* [Direction] Can you transcribe every record below exactly as it appears?

--*--

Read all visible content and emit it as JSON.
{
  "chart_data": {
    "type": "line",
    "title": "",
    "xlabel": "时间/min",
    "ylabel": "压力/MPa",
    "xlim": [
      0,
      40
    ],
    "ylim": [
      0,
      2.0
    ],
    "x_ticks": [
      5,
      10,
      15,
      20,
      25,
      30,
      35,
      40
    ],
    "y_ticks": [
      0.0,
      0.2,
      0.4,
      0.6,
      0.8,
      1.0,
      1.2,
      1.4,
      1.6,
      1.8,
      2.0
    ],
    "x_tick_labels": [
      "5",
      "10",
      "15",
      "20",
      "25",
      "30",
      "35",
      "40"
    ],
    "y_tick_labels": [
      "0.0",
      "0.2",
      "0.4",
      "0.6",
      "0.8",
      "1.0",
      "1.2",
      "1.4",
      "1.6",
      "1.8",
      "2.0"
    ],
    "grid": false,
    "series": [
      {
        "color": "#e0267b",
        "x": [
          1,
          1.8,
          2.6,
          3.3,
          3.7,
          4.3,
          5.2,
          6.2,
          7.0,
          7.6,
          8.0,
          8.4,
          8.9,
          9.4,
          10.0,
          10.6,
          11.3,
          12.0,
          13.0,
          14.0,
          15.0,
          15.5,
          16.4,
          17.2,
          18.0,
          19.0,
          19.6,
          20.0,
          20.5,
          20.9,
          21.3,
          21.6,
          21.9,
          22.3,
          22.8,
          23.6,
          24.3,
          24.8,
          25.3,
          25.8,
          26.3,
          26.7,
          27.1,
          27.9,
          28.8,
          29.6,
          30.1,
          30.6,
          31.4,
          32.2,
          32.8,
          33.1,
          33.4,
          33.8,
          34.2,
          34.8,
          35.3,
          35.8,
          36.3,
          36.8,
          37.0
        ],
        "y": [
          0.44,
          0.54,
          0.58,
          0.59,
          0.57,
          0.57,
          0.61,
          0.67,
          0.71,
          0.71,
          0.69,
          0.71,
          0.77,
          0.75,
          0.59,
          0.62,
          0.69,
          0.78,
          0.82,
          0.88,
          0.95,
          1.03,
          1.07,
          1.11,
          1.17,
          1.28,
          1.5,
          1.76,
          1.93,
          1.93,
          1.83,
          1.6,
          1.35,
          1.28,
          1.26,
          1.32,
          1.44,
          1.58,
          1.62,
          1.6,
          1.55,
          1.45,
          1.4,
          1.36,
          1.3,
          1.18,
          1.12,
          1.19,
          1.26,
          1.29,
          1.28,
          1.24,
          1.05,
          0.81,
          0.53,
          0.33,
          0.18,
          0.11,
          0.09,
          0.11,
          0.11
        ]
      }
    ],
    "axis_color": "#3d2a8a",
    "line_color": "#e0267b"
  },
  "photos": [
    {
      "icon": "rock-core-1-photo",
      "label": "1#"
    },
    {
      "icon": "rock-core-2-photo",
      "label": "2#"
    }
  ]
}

--*--

* [Solution]
Read all visible content and emit it as JSON.
{
  "chart_data": {
    "type": "line",
    "title": "",
    "xlabel": "时间/min",
    "ylabel": "压力/MPa",
    "xlim": [
      0,
      40
    ],
    "ylim": [
      0,
      2.0
    ],
    "x_ticks": [
      5,
      10,
      15,
      20,
      25,
      30,
      35,
      40
    ],
    "y_ticks": [
      0.0,
      0.2,
      0.4,
      0.6,
      0.8,
      1.0,
      1.2,
      1.4,
      1.6,
      1.8,
      2.0
    ],
    "x_tick_labels": [
      "5",
      "10",
      "15",
      "20",
      "25",
      "30",
      "35",
      "40"
    ],
    "y_tick_labels": [
      "0.0",
      "0.2",
      "0.4",
      "0.6",
      "0.8",
      "1.0",
      "1.2",
      "1.4",
      "1.6",
      "1.8",
      "2.0"
    ],
    "grid": false,
    "series": [
      {
        "color": "#e0267b",
        "x": [
          1,
          1.8,
          2.6,
          3.3,
          3.7,
          4.3,
          5.2,
          6.2,
          7.0,
          7.6,
          8.0,
          8.4,
          8.9,
          9.4,
          10.0,
          10.6,
          11.3,
          12.0,
          13.0,
          14.0,
          15.0,
          15.5,
          16.4,
          17.2,
          18.0,
          19.0,
          19.6,
          20.0,
          20.5,
          20.9,
          21.3,
          21.6,
          21.9,
          22.3,
          22.8,
          23.6,
          24.3,
          24.8,
          25.3,
          25.8,
          26.3,
          26.7,
          27.1,
          27.9,
          28.8,
          29.6,
          30.1,
          30.6,
          31.4,
          32.2,
          32.8,
          33.1,
          33.4,
          33.8,
          34.2,
          34.8,
          35.3,
          35.8,
          36.3,
          36.8,
          37.0
        ],
        "y": [
          0.44,
          0.54,
          0.58,
          0.59,
          0.57,
          0.57,
          0.61,
          0.67,
          0.71,
          0.71,
          0.69,
          0.71,
          0.77,
          0.75,
          0.59,
          0.62,
          0.69,
          0.78,
          0.82,
          0.88,
          0.95,
          1.03,
          1.07,
          1.11,
          1.17,
          1.28,
          1.5,
          1.76,
          1.93,
          1.93,
          1.83,
          1.6,
          1.35,
          1.28,
          1.26,
          1.32,
          1.44,
          1.58,
          1.62,
          1.6,
          1.55,
          1.45,
          1.4,
          1.36,
          1.3,
          1.18,
          1.12,
          1.19,
          1.26,
          1.29,
          1.28,
          1.24,
          1.05,
          0.81,
          0.53,
          0.33,
          0.18,
          0.11,
          0.09,
          0.11,
          0.11
        ]
      }
    ],
    "axis_color": "#3d2a8a",
    "line_color": "#e0267b"
  },
  "photos": [
    {
      "icon": "rock-core-1-photo",
      "label": "1#"
    },
    {
      "icon": "rock-core-2-photo",
      "label": "2#"
    }
  ]
}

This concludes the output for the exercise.